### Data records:

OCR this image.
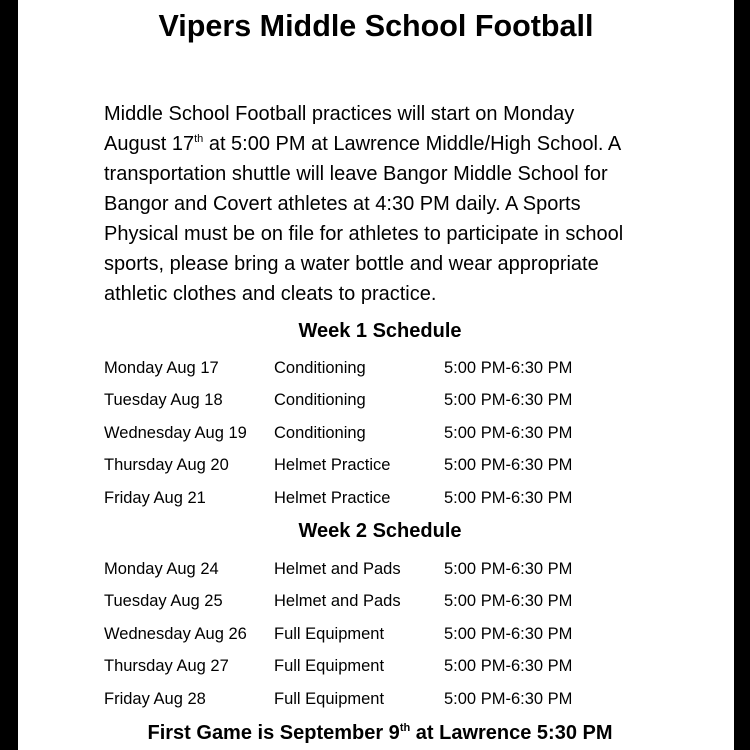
Vipers Middle School Football
Middle School Football practices will start on Monday
August 17th at 5:00 PM at Lawrence Middle/High School. A
transportation shuttle will leave Bangor Middle School for
Bangor and Covert athletes at 4:30 PM daily. A Sports
Physical must be on file for athletes to participate in school
sports, please bring a water bottle and wear appropriate
athletic clothes and cleats to practice.
Week 1 Schedule
Monday Aug 17	Conditioning	5:00 PM-6:30 PM
Tuesday Aug 18	Conditioning	5:00 PM-6:30 PM
Wednesday Aug 19 Conditioning	5:00 PM-6:30 PM
Thursday Aug 20	Helmet Practice	5:00 PM-6:30 PM
Friday Aug 21	Helmet Practice	5:00 PM-6:30 PM
Week 2 Schedule
Monday Aug 24	Helmet and Pads	5:00 PM-6:30 PM
Tuesday Aug 25	Helmet and Pads	5:00 PM-6:30 PM
Wednesday Aug 26 Full Equipment	5:00 PM-6:30 PM
Thursday Aug 27	Full Equipment	5:00 PM-6:30 PM
Friday Aug 28	Full Equipment	5:00 PM-6:30 PM
First Game is September 9th at Lawrence 5:30 PM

### Directions for this task:
Only the count is wanted: report how many lines of the material above hold the word "Full".

### Exercise result:
3